**Data shown**
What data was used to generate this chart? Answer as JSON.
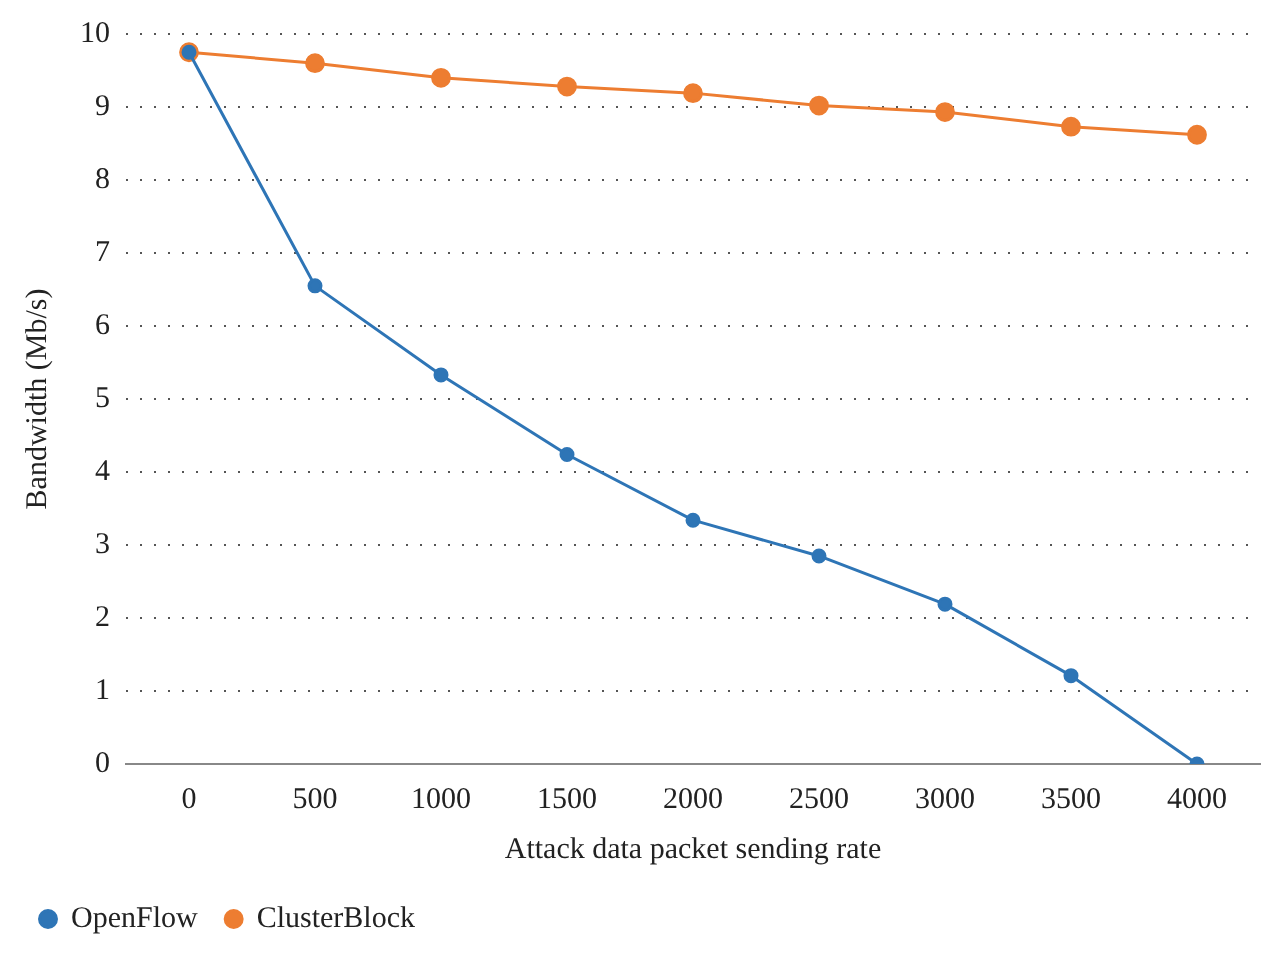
{
  "chart_data": {
    "type": "line",
    "xlabel": "Attack data packet sending rate",
    "ylabel": "Bandwidth (Mb/s)",
    "categories": [
      "0",
      "500",
      "1000",
      "1500",
      "2000",
      "2500",
      "3000",
      "3500",
      "4000"
    ],
    "series": [
      {
        "name": "OpenFlow",
        "color": "#2e75b6",
        "values": [
          9.75,
          6.55,
          5.33,
          4.24,
          3.34,
          2.85,
          2.19,
          1.21,
          0
        ]
      },
      {
        "name": "ClusterBlock",
        "color": "#ed7d31",
        "values": [
          9.75,
          9.6,
          9.4,
          9.28,
          9.19,
          9.02,
          8.93,
          8.73,
          8.62
        ]
      }
    ],
    "ylim": [
      0,
      10
    ],
    "yticks": [
      0,
      1,
      2,
      3,
      4,
      5,
      6,
      7,
      8,
      9,
      10
    ],
    "grid": "y",
    "legend": "bottom left",
    "marker": "circle",
    "line_style": "solid"
  }
}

**Exercise goal**
Each record above should be copied character for character, with pictures dropped.

**The answer**
What data was used to generate this chart? Answer as JSON.
{
  "chart_data": {
    "type": "line",
    "xlabel": "Attack data packet sending rate",
    "ylabel": "Bandwidth (Mb/s)",
    "categories": [
      "0",
      "500",
      "1000",
      "1500",
      "2000",
      "2500",
      "3000",
      "3500",
      "4000"
    ],
    "series": [
      {
        "name": "OpenFlow",
        "color": "#2e75b6",
        "values": [
          9.75,
          6.55,
          5.33,
          4.24,
          3.34,
          2.85,
          2.19,
          1.21,
          0
        ]
      },
      {
        "name": "ClusterBlock",
        "color": "#ed7d31",
        "values": [
          9.75,
          9.6,
          9.4,
          9.28,
          9.19,
          9.02,
          8.93,
          8.73,
          8.62
        ]
      }
    ],
    "ylim": [
      0,
      10
    ],
    "yticks": [
      0,
      1,
      2,
      3,
      4,
      5,
      6,
      7,
      8,
      9,
      10
    ],
    "grid": "y",
    "legend": "bottom left",
    "marker": "circle",
    "line_style": "solid"
  }
}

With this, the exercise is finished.